Accenture CEO Julie Sweet says business leaders should rethink how they run their companies and lead their teams in the age of AI.Mackenzie Stroh/Courtesy of Accenture

Julie Sweet doesn’t just talk about reinvention—she lives it.

As CEO, she has led Accenture through its biggest changes and continues to reshape how the company works and leads in the age of AI.

“Every leader needs to think of themselves as a reinventor,” she says. “Reinvention only can happen with leaders, and leaders have to make a choice: Am I a reinventor?”

Sweet believes leaders must rethink everything — how they operate, how they grow talent, and how they lead. Simply adding AI to your business isn’t enough to stay ahead, she insists.

“Being a reinventor is believing that every part of the enterprise and their product has to be reinvented using tech, data, AI — new ways of working, new ways of engaging.”

Reinvention isn’t just about business strategy. Leaders themselves have to evolve, Sweet says. That means learning new mindsets, behaviors, and skills—and communicating clearly to inspire people and guide them through change. “To develop people, you have to be a great communicator,” Sweet says.

- Written instruction A: Duplicate the passage from the Julie Sweet article, starting at "Julie Sweet doesn’t" and ending at "ahead, she insists.".
- Written instruction B: In the Julie Sweet article, what does Sweet say you must be in order to develop people?

- Listed entries:
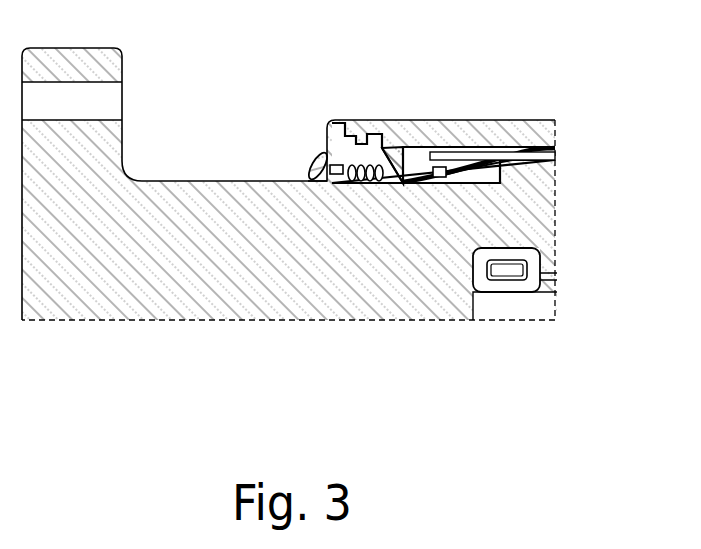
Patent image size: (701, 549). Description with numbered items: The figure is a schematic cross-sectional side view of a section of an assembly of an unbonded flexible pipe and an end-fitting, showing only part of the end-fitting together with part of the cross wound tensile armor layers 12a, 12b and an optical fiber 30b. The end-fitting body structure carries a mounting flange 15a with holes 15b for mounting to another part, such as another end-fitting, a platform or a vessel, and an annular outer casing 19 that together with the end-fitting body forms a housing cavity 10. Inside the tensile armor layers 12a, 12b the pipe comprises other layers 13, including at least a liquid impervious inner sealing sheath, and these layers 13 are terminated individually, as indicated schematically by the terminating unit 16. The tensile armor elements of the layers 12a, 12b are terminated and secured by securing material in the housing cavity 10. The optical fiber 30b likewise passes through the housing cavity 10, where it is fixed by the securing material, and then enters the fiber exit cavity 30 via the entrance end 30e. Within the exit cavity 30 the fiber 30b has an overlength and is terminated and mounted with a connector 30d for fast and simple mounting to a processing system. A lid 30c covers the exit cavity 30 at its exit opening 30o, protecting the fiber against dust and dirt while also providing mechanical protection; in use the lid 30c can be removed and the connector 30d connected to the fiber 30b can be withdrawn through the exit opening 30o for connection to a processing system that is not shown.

The housing cavity 10 is at (413, 160).
The cross wound tensile armor layer 12a is at (483, 147).
The cross wound tensile armor layer 12b is at (472, 155).
The other layers 13 is at (557, 285).
The mounting flange 15a is at (120, 173).
The holes 15b is at (110, 100).
The terminating unit 16 is at (515, 288).
The annular outer casing 19 is at (396, 132).
The fiber exit cavity 30 is at (343, 151).
The optical fiber 30b is at (362, 170).
The lid 30c is at (327, 158).
The connector 30d is at (313, 150).
The entrance end 30e is at (405, 188).
The exit opening 30o is at (321, 183).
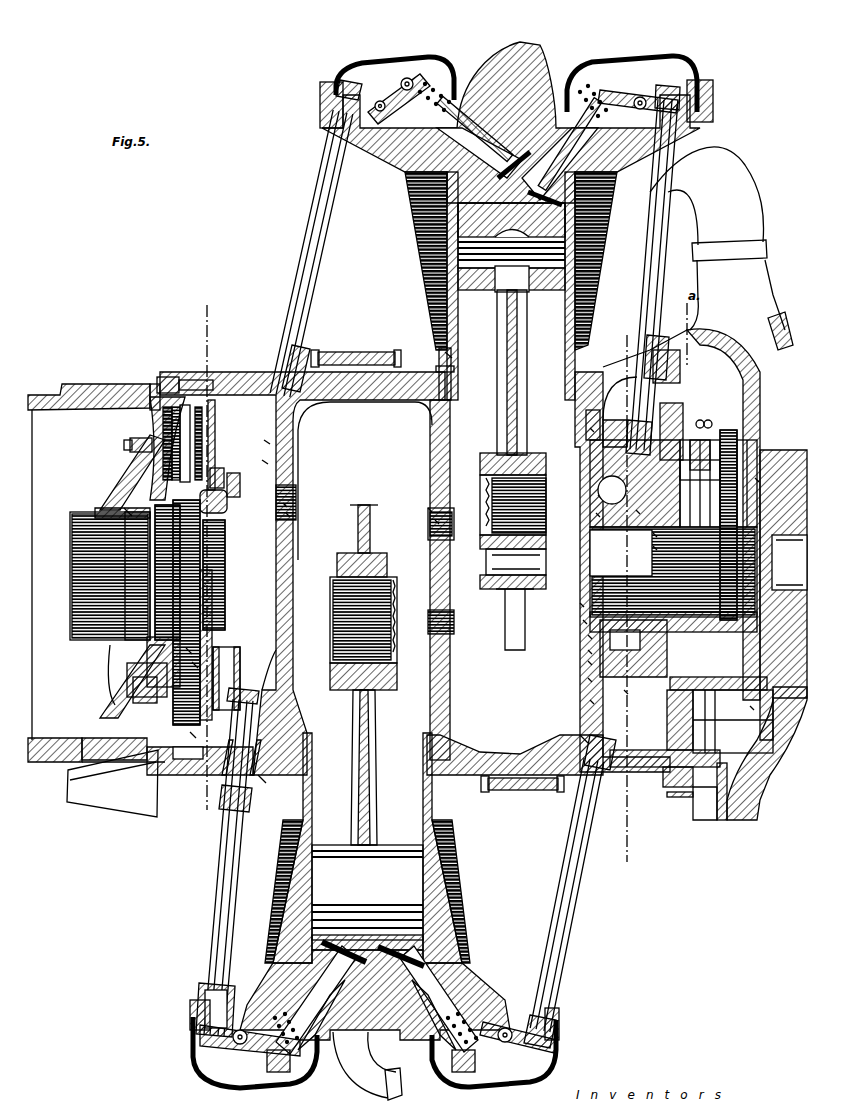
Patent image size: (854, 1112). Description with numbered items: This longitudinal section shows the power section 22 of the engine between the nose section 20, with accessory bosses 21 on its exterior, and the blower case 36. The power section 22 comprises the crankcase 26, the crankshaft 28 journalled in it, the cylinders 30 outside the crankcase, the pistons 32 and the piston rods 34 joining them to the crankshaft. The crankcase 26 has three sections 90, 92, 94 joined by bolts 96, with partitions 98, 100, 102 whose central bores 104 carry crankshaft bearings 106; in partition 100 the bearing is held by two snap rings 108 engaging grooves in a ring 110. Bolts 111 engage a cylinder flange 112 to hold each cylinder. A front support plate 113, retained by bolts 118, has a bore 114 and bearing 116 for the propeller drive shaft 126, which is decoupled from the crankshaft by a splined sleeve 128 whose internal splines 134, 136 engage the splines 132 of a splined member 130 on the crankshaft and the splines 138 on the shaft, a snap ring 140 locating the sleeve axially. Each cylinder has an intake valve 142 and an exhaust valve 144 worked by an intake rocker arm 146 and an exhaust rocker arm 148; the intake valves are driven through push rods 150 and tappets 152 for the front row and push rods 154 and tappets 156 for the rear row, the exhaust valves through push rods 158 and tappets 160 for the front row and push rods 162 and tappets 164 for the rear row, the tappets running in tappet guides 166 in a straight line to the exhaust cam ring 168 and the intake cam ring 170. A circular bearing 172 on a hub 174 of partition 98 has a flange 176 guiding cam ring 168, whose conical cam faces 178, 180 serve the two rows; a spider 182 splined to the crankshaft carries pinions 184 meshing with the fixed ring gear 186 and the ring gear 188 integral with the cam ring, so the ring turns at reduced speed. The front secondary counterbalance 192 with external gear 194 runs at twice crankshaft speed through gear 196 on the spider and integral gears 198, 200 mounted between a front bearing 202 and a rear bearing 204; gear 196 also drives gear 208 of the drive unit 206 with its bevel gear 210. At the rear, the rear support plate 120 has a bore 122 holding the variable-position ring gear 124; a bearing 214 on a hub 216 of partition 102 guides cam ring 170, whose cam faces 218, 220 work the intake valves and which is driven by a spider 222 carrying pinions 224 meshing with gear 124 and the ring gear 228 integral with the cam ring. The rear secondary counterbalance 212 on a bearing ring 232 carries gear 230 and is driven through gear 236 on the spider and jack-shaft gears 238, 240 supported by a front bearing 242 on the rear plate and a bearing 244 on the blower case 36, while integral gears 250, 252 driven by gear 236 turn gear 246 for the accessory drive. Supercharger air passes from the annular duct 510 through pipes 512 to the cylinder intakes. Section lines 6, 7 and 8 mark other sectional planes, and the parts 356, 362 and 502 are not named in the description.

The housing 20 is at (80, 393).
The mounting block 21 is at (118, 805).
The engine 22 is at (531, 804).
The crankcase 26 is at (460, 747).
The crankshaft 28 is at (457, 574).
The cylinder 30 is at (420, 286).
The piston 32 is at (475, 290).
The connecting rod 34 is at (525, 326).
The flange 36 is at (783, 318).
The crankcase upper wall 90 is at (240, 374).
The bolt 92 is at (440, 364).
The crankcase right wall 94 is at (603, 367).
The bolt 96 is at (347, 356).
The crankcase lower wall 98 is at (288, 707).
The crank web 100 is at (448, 677).
The bearing seat 102 is at (592, 430).
The bearing 104 is at (286, 505).
The bearing race 106 is at (288, 515).
The bearing 108 is at (431, 625).
The bearing 110 is at (430, 514).
The center web 111 is at (430, 411).
The cylinder flange 112 is at (447, 352).
The housing wall 113 is at (112, 650).
The housing web 114 is at (100, 512).
The housing web 116 is at (128, 512).
The bolt 118 is at (176, 383).
The gear housing 120 is at (680, 757).
The bearing 122 is at (590, 680).
The gear 124 is at (655, 535).
The gear 126 is at (83, 584).
The housing wall 128 is at (155, 652).
The gear 130 is at (155, 553).
The shaft 132 is at (163, 565).
The hub 134 is at (167, 665).
The gear 136 is at (128, 521).
The gear 138 is at (138, 537).
The web 140 is at (113, 500).
The valve 142 is at (556, 100).
The cylinder head 144 is at (443, 133).
The rocker arm 146 is at (625, 82).
The rocker arm 148 is at (380, 106).
The push rod 150 is at (589, 876).
The bearing 152 is at (592, 702).
The push rod 154 is at (655, 242).
The push rod guide 156 is at (633, 395).
The push rod 158 is at (223, 869).
The tappet 160 is at (267, 463).
The push rod 162 is at (310, 247).
The tappet guide 164 is at (268, 443).
The bolt 166 is at (588, 417).
The bearing 168 is at (266, 643).
The bearing 170 is at (600, 481).
The crank arm 172 is at (270, 618).
The crank pin 174 is at (270, 632).
The cam 176 is at (247, 500).
The cam 178 is at (245, 490).
The spring 180 is at (263, 660).
The web 182 is at (155, 505).
The bearing 184 is at (288, 493).
The tappet 186 is at (214, 470).
The gear 188 is at (196, 665).
The gear 192 is at (222, 563).
The gear 194 is at (230, 578).
The gear 196 is at (190, 652).
The nut 198 is at (172, 727).
The shaft 200 is at (195, 735).
The web 202 is at (165, 708).
The crank web 204 is at (270, 690).
The clutch plate 206 is at (170, 427).
The clutch plate 208 is at (200, 437).
The bolt 210 is at (133, 442).
The gear 212 is at (747, 460).
The bearing cap 214 is at (546, 557).
The bearing 216 is at (585, 622).
The crank web 218 is at (603, 473).
The bearing 220 is at (590, 652).
The bearing 222 is at (582, 605).
The bearing 224 is at (590, 637).
The gear 228 is at (638, 513).
The cover 230 is at (760, 687).
The gear 232 is at (676, 540).
The gear 236 is at (655, 548).
The passage 238 is at (683, 707).
The outlet 240 is at (747, 730).
The bearing 242 is at (627, 693).
The cover 244 is at (753, 710).
The gear 246 is at (740, 465).
The pump 250 is at (698, 470).
The gear 252 is at (745, 447).
The pump element 356 is at (700, 450).
The gear 362 is at (757, 480).
The cover 502 is at (772, 590).
The accessory housing 510 is at (757, 346).
The intake pipe 512 is at (717, 172).
The section line 6- 6 is at (199, 306).
The section line 7- 7 is at (644, 332).
The section line 8- 8 is at (660, 797).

- Correct answer A:
Julie Sweet doesn’t just talk about reinvention—she lives it.

As CEO, she has led Accenture through its biggest changes and continues to reshape how the company works and leads in the age of AI.

“Every leader needs to think of themselves as a reinventor,” she says. “Reinvention only can happen with leaders, and leaders have to make a choice: Am I a reinventor?”

Sweet believes leaders must rethink everything — how they operate, how they grow talent, and how they lead. Simply adding AI to your business isn’t enough to stay ahead, she insists.

- Correct answer B: A great communicator.